====== DATA IN THIS EXERCISE
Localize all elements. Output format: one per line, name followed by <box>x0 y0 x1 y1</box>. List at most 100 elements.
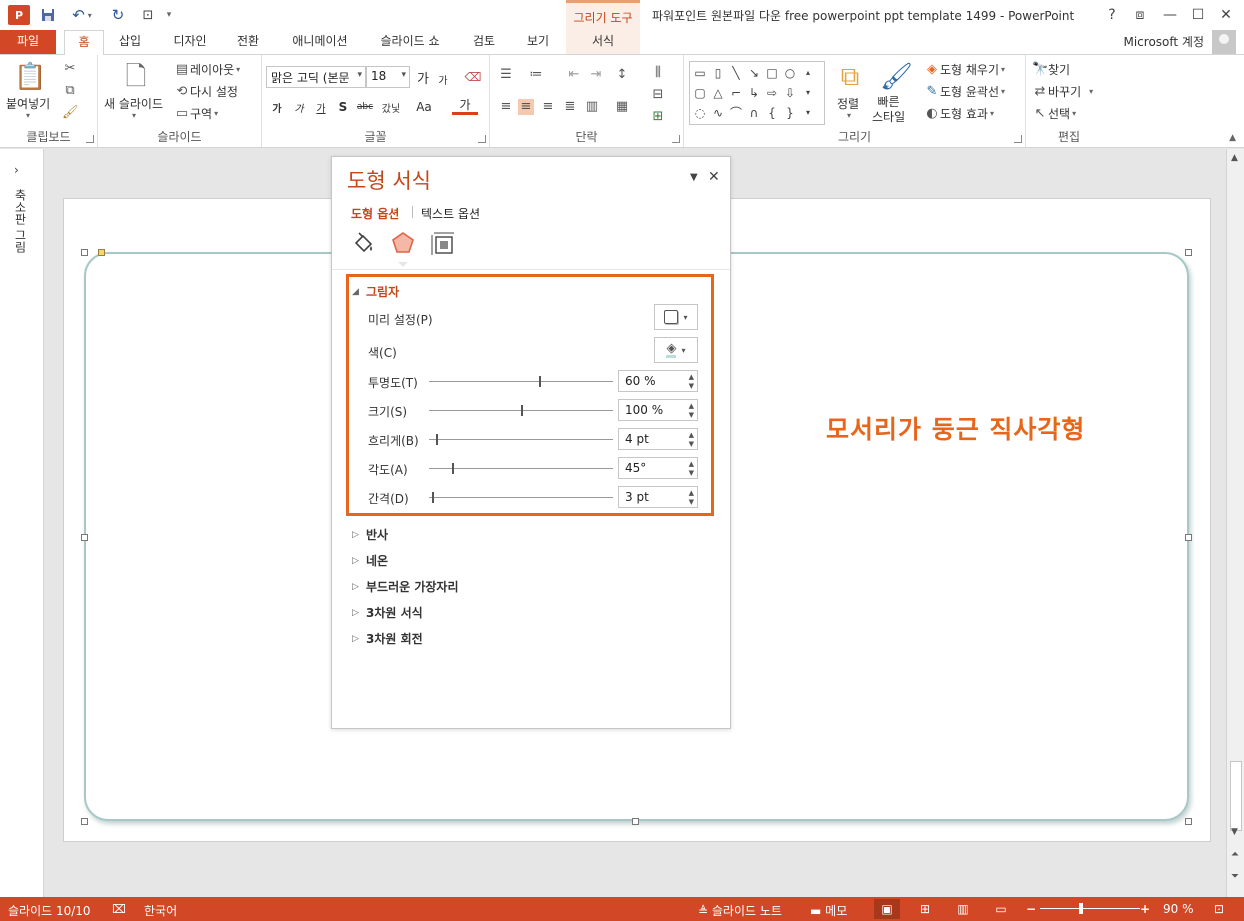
align-left-icon[interactable]: ≡ <box>498 99 514 115</box>
find-button[interactable]: 🔭 찾기 <box>1032 61 1070 78</box>
size-spinner[interactable]: 100 % ▲ ▼ <box>618 399 698 421</box>
select-button[interactable]: ↖ 선택 ▾ <box>1032 105 1077 122</box>
distance-spinner[interactable]: 3 pt ▲ ▼ <box>618 486 698 508</box>
tab-design[interactable]: 디자인 <box>162 30 218 54</box>
reset-button[interactable]: ⟲ 다시 설정 <box>174 83 238 100</box>
help-icon[interactable]: ? <box>1098 4 1126 26</box>
decrease-indent-icon[interactable]: ⇤ <box>566 67 582 83</box>
blur-spinner[interactable]: 4 pt ▲ ▼ <box>618 428 698 450</box>
slide-title-text[interactable]: 모서리가 둥근 직사각형 <box>826 410 1085 446</box>
font-name-combo[interactable]: 맑은 고딕 (본문 ▾ <box>266 66 366 88</box>
blur-slider[interactable] <box>429 434 613 445</box>
font-color-button[interactable]: 가 <box>452 97 478 115</box>
format-painter-icon[interactable]: 🖌 <box>62 105 79 121</box>
spin-down-icon[interactable]: ▼ <box>689 382 694 390</box>
shape-effects-button[interactable]: ◐ 도형 효과 ▾ <box>924 105 994 122</box>
shape-fill-button[interactable]: ◈ 도형 채우기 ▾ <box>924 61 1005 78</box>
angle-slider-thumb[interactable] <box>452 463 454 474</box>
avatar[interactable] <box>1212 30 1236 54</box>
italic-button[interactable]: 가 <box>290 97 308 117</box>
spin-up-icon[interactable]: ▲ <box>689 402 694 410</box>
oval-shape-icon[interactable]: ○ <box>782 63 798 83</box>
resize-handle-left[interactable] <box>81 534 88 541</box>
clear-formatting-icon[interactable]: ⌫ <box>462 67 484 87</box>
next-slide-icon[interactable]: ⏷ <box>1231 871 1239 882</box>
3d-format-section-header[interactable]: ▷ 3차원 서식 <box>352 604 423 621</box>
resize-handle-bottom-right[interactable] <box>1185 818 1192 825</box>
reflection-section-header[interactable]: ▷ 반사 <box>352 526 388 543</box>
previous-slide-icon[interactable]: ⏶ <box>1231 849 1239 860</box>
resize-handle-bottom[interactable] <box>632 818 639 825</box>
cut-icon[interactable]: ✂ <box>62 61 78 77</box>
scroll-up-icon[interactable]: ▲ <box>1231 153 1238 163</box>
spin-up-icon[interactable]: ▲ <box>689 373 694 381</box>
arrange-dropdown-icon[interactable]: ▾ <box>847 111 851 120</box>
rectangle-shape-icon[interactable]: □ <box>764 63 780 83</box>
replace-button[interactable]: ⇄ 바꾸기 ▾ <box>1032 83 1094 100</box>
pane-options-dropdown-icon[interactable]: ▼ <box>690 172 698 183</box>
account-name[interactable]: Microsoft 계정 <box>1123 33 1204 50</box>
zoom-slider-thumb[interactable] <box>1079 903 1083 914</box>
spin-down-icon[interactable]: ▼ <box>689 469 694 477</box>
normal-view-icon[interactable]: ▣ <box>874 899 900 919</box>
align-text-icon[interactable]: ⊟ <box>650 87 666 103</box>
tab-transitions[interactable]: 전환 <box>226 30 270 54</box>
text-shadow-button[interactable]: S <box>334 97 352 117</box>
size-slider-thumb[interactable] <box>521 405 523 416</box>
bold-button[interactable]: 가 <box>268 97 286 117</box>
resize-handle-top-left[interactable] <box>81 249 88 256</box>
size-properties-icon[interactable] <box>428 231 458 261</box>
preset-picker[interactable]: ▾ <box>654 304 698 330</box>
down-arrow-shape-icon[interactable]: ⇩ <box>782 83 798 103</box>
gallery-down-icon[interactable]: ▾ <box>800 83 816 103</box>
zoom-level[interactable]: 90 % <box>1163 902 1194 916</box>
zoom-in-icon[interactable]: + <box>1140 902 1150 916</box>
zoom-out-icon[interactable]: − <box>1026 902 1036 916</box>
paste-dropdown-icon[interactable]: ▾ <box>26 111 30 120</box>
collapse-ribbon-icon[interactable]: ▲ <box>1229 133 1236 143</box>
spin-up-icon[interactable]: ▲ <box>689 460 694 468</box>
gallery-up-icon[interactable]: ▴ <box>800 63 816 83</box>
tab-slideshow[interactable]: 슬라이드 쇼 <box>370 30 450 54</box>
align-right-icon[interactable]: ≡ <box>540 99 556 115</box>
shrink-font-button[interactable]: 가 <box>434 69 452 89</box>
shape-gallery[interactable]: ▭ ▯ ╲ ↘ □ ○ ▴ ▢ △ ⌐ ↳ ⇨ ⇩ ▾ ◌ ∿ ⌒ ∩ { } … <box>689 61 825 125</box>
arrow-line-shape-icon[interactable]: ↘ <box>746 63 762 83</box>
elbow-connector-shape-icon[interactable]: ⌐ <box>728 83 744 103</box>
paste-icon[interactable]: 📋 <box>14 61 46 93</box>
increase-indent-icon[interactable]: ⇥ <box>588 67 604 83</box>
numbering-icon[interactable]: ≔ <box>528 67 544 83</box>
line-spacing-icon[interactable]: ↕ <box>614 67 630 83</box>
right-arrow-shape-icon[interactable]: ⇨ <box>764 83 780 103</box>
start-slideshow-icon[interactable]: ⊡ <box>136 5 160 25</box>
font-launcher-icon[interactable] <box>478 135 486 143</box>
arrange-button[interactable]: 정렬 <box>837 95 859 112</box>
left-brace-shape-icon[interactable]: { <box>764 103 780 123</box>
elbow-arrow-shape-icon[interactable]: ↳ <box>746 83 762 103</box>
clipboard-launcher-icon[interactable] <box>86 135 94 143</box>
effects-pentagon-icon[interactable] <box>388 231 418 267</box>
right-brace-shape-icon[interactable]: } <box>782 103 798 123</box>
close-button[interactable]: ✕ <box>1212 4 1240 26</box>
distributed-icon[interactable]: ▥ <box>584 99 600 115</box>
transparency-slider-thumb[interactable] <box>539 376 541 387</box>
comments-button[interactable]: ▬ 메모 <box>810 902 847 919</box>
zoom-slider[interactable] <box>1040 908 1140 909</box>
minimize-button[interactable]: — <box>1156 4 1184 26</box>
strikethrough-button[interactable]: abc <box>354 97 376 117</box>
new-slide-button[interactable]: 새 슬라이드 <box>104 95 163 112</box>
rounded-rect-shape-icon[interactable]: ▢ <box>692 83 708 103</box>
new-slide-dropdown-icon[interactable]: ▾ <box>132 111 136 120</box>
transparency-spinner[interactable]: 60 % ▲ ▼ <box>618 370 698 392</box>
arrange-icon[interactable]: ⧉ <box>834 61 866 93</box>
paste-button[interactable]: 붙여넣기 <box>6 95 50 112</box>
character-spacing-button[interactable]: 갔닟 <box>376 97 406 117</box>
drawing-launcher-icon[interactable] <box>1014 135 1022 143</box>
transparency-slider[interactable] <box>429 376 613 387</box>
reading-view-icon[interactable]: ▥ <box>950 899 976 919</box>
columns-icon[interactable]: ▦ <box>614 99 630 115</box>
line-shape-icon[interactable]: ╲ <box>728 63 744 83</box>
tab-view[interactable]: 보기 <box>516 30 560 54</box>
gallery-more-icon[interactable]: ▾ <box>800 103 816 123</box>
curve-shape-icon[interactable]: ∩ <box>746 103 762 123</box>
============
→ **AIM**
Convert every line of the records into a JSON list of strings, with one string per line and blank lines omitted. Leave the pictures out of the answer.

→ **FINISHED TASK**
[
  "Localize all elements. Output format: one per line, name followed by <box>x0 y0 x1 y1</box>. List at most 100 elements.",
  "align-left-icon[interactable]: ≡ <box>498 99 514 115</box>",
  "find-button[interactable]: 🔭 찾기 <box>1032 61 1070 78</box>",
  "size-spinner[interactable]: 100 % ▲ ▼ <box>618 399 698 421</box>",
  "select-button[interactable]: ↖ 선택 ▾ <box>1032 105 1077 122</box>",
  "distance-spinner[interactable]: 3 pt ▲ ▼ <box>618 486 698 508</box>",
  "tab-design[interactable]: 디자인 <box>162 30 218 54</box>",
  "reset-button[interactable]: ⟲ 다시 설정 <box>174 83 238 100</box>",
  "help-icon[interactable]: ? <box>1098 4 1126 26</box>",
  "decrease-indent-icon[interactable]: ⇤ <box>566 67 582 83</box>",
  "blur-spinner[interactable]: 4 pt ▲ ▼ <box>618 428 698 450</box>",
  "slide-title-text[interactable]: 모서리가 둥근 직사각형 <box>826 410 1085 446</box>",
  "font-name-combo[interactable]: 맑은 고딕 (본문 ▾ <box>266 66 366 88</box>",
  "blur-slider[interactable] <box>429 434 613 445</box>",
  "font-color-button[interactable]: 가 <box>452 97 478 115</box>",
  "format-painter-icon[interactable]: 🖌 <box>62 105 79 121</box>",
  "spin-down-icon[interactable]: ▼ <box>689 382 694 390</box>",
  "shape-effects-button[interactable]: ◐ 도형 효과 ▾ <box>924 105 994 122</box>",
  "shape-fill-button[interactable]: ◈ 도형 채우기 ▾ <box>924 61 1005 78</box>",
  "angle-slider-thumb[interactable] <box>452 463 454 474</box>",
  "avatar[interactable] <box>1212 30 1236 54</box>",
  "italic-button[interactable]: 가 <box>290 97 308 117</box>",
  "spin-up-icon[interactable]: ▲ <box>689 402 694 410</box>",
  "oval-shape-icon[interactable]: ○ <box>782 63 798 83</box>",
  "resize-handle-left[interactable] <box>81 534 88 541</box>",
  "clear-formatting-icon[interactable]: ⌫ <box>462 67 484 87</box>",
  "next-slide-icon[interactable]: ⏷ <box>1231 871 1239 882</box>",
  "3d-format-section-header[interactable]: ▷ 3차원 서식 <box>352 604 423 621</box>",
  "resize-handle-bottom-right[interactable] <box>1185 818 1192 825</box>",
  "reflection-section-header[interactable]: ▷ 반사 <box>352 526 388 543</box>",
  "previous-slide-icon[interactable]: ⏶ <box>1231 849 1239 860</box>",
  "resize-handle-bottom[interactable] <box>632 818 639 825</box>",
  "cut-icon[interactable]: ✂ <box>62 61 78 77</box>",
  "scroll-up-icon[interactable]: ▲ <box>1231 153 1238 163</box>",
  "spin-up-icon[interactable]: ▲ <box>689 373 694 381</box>",
  "arrange-dropdown-icon[interactable]: ▾ <box>847 111 851 120</box>",
  "rectangle-shape-icon[interactable]: □ <box>764 63 780 83</box>",
  "replace-button[interactable]: ⇄ 바꾸기 ▾ <box>1032 83 1094 100</box>",
  "pane-options-dropdown-icon[interactable]: ▼ <box>690 172 698 183</box>",
  "account-name[interactable]: Microsoft 계정 <box>1123 33 1204 50</box>",
  "zoom-slider-thumb[interactable] <box>1079 903 1083 914</box>",
  "spin-down-icon[interactable]: ▼ <box>689 469 694 477</box>",
  "normal-view-icon[interactable]: ▣ <box>874 899 900 919</box>",
  "align-text-icon[interactable]: ⊟ <box>650 87 666 103</box>",
  "tab-transitions[interactable]: 전환 <box>226 30 270 54</box>",
  "text-shadow-button[interactable]: S <box>334 97 352 117</box>",
  "size-slider-thumb[interactable] <box>521 405 523 416</box>",
  "bold-button[interactable]: 가 <box>268 97 286 117</box>",
  "resize-handle-top-left[interactable] <box>81 249 88 256</box>",
  "size-properties-icon[interactable] <box>428 231 458 261</box>",
  "preset-picker[interactable]: ▾ <box>654 304 698 330</box>",
  "down-arrow-shape-icon[interactable]: ⇩ <box>782 83 798 103</box>",
  "gallery-down-icon[interactable]: ▾ <box>800 83 816 103</box>",
  "zoom-level[interactable]: 90 % <box>1163 902 1194 916</box>",
  "zoom-in-icon[interactable]: + <box>1140 902 1150 916</box>",
  "zoom-out-icon[interactable]: − <box>1026 902 1036 916</box>",
  "paste-dropdown-icon[interactable]: ▾ <box>26 111 30 120</box>",
  "collapse-ribbon-icon[interactable]: ▲ <box>1229 133 1236 143</box>",
  "spin-up-icon[interactable]: ▲ <box>689 460 694 468</box>",
  "gallery-up-icon[interactable]: ▴ <box>800 63 816 83</box>",
  "tab-slideshow[interactable]: 슬라이드 쇼 <box>370 30 450 54</box>",
  "align-right-icon[interactable]: ≡ <box>540 99 556 115</box>",
  "shrink-font-button[interactable]: 가 <box>434 69 452 89</box>",
  "shape-gallery[interactable]: ▭ ▯ ╲ ↘ □ ○ ▴ ▢ △ ⌐ ↳ ⇨ ⇩ ▾ ◌ ∿ ⌒ ∩ { } … <box>689 61 825 125</box>",
  "arrow-line-shape-icon[interactable]: ↘ <box>746 63 762 83</box>",
  "elbow-connector-shape-icon[interactable]: ⌐ <box>728 83 744 103</box>",
  "paste-icon[interactable]: 📋 <box>14 61 46 93</box>",
  "increase-indent-icon[interactable]: ⇥ <box>588 67 604 83</box>",
  "numbering-icon[interactable]: ≔ <box>528 67 544 83</box>",
  "line-spacing-icon[interactable]: ↕ <box>614 67 630 83</box>",
  "right-arrow-shape-icon[interactable]: ⇨ <box>764 83 780 103</box>",
  "start-slideshow-icon[interactable]: ⊡ <box>136 5 160 25</box>",
  "font-launcher-icon[interactable] <box>478 135 486 143</box>",
  "arrange-button[interactable]: 정렬 <box>837 95 859 112</box>",
  "left-brace-shape-icon[interactable]: { <box>764 103 780 123</box>",
  "elbow-arrow-shape-icon[interactable]: ↳ <box>746 83 762 103</box>",
  "clipboard-launcher-icon[interactable] <box>86 135 94 143</box>",
  "effects-pentagon-icon[interactable] <box>388 231 418 267</box>",
  "right-brace-shape-icon[interactable]: } <box>782 103 798 123</box>",
  "close-button[interactable]: ✕ <box>1212 4 1240 26</box>",
  "distributed-icon[interactable]: ▥ <box>584 99 600 115</box>",
  "transparency-slider-thumb[interactable] <box>539 376 541 387</box>",
  "comments-button[interactable]: ▬ 메모 <box>810 902 847 919</box>",
  "zoom-slider[interactable] <box>1040 908 1140 909</box>",
  "minimize-button[interactable]: — <box>1156 4 1184 26</box>",
  "strikethrough-button[interactable]: abc <box>354 97 376 117</box>",
  "new-slide-button[interactable]: 새 슬라이드 <box>104 95 163 112</box>",
  "rounded-rect-shape-icon[interactable]: ▢ <box>692 83 708 103</box>",
  "new-slide-dropdown-icon[interactable]: ▾ <box>132 111 136 120</box>",
  "transparency-spinner[interactable]: 60 % ▲ ▼ <box>618 370 698 392</box>",
  "arrange-icon[interactable]: ⧉ <box>834 61 866 93</box>",
  "paste-button[interactable]: 붙여넣기 <box>6 95 50 112</box>",
  "character-spacing-button[interactable]: 갔닟 <box>376 97 406 117</box>",
  "drawing-launcher-icon[interactable] <box>1014 135 1022 143</box>",
  "transparency-slider[interactable] <box>429 376 613 387</box>",
  "reading-view-icon[interactable]: ▥ <box>950 899 976 919</box>",
  "columns-icon[interactable]: ▦ <box>614 99 630 115</box>",
  "line-shape-icon[interactable]: ╲ <box>728 63 744 83</box>",
  "tab-view[interactable]: 보기 <box>516 30 560 54</box>",
  "gallery-more-icon[interactable]: ▾ <box>800 103 816 123</box>",
  "curve-shape-icon[interactable]: ∩ <box>746 103 762 123</box>"
]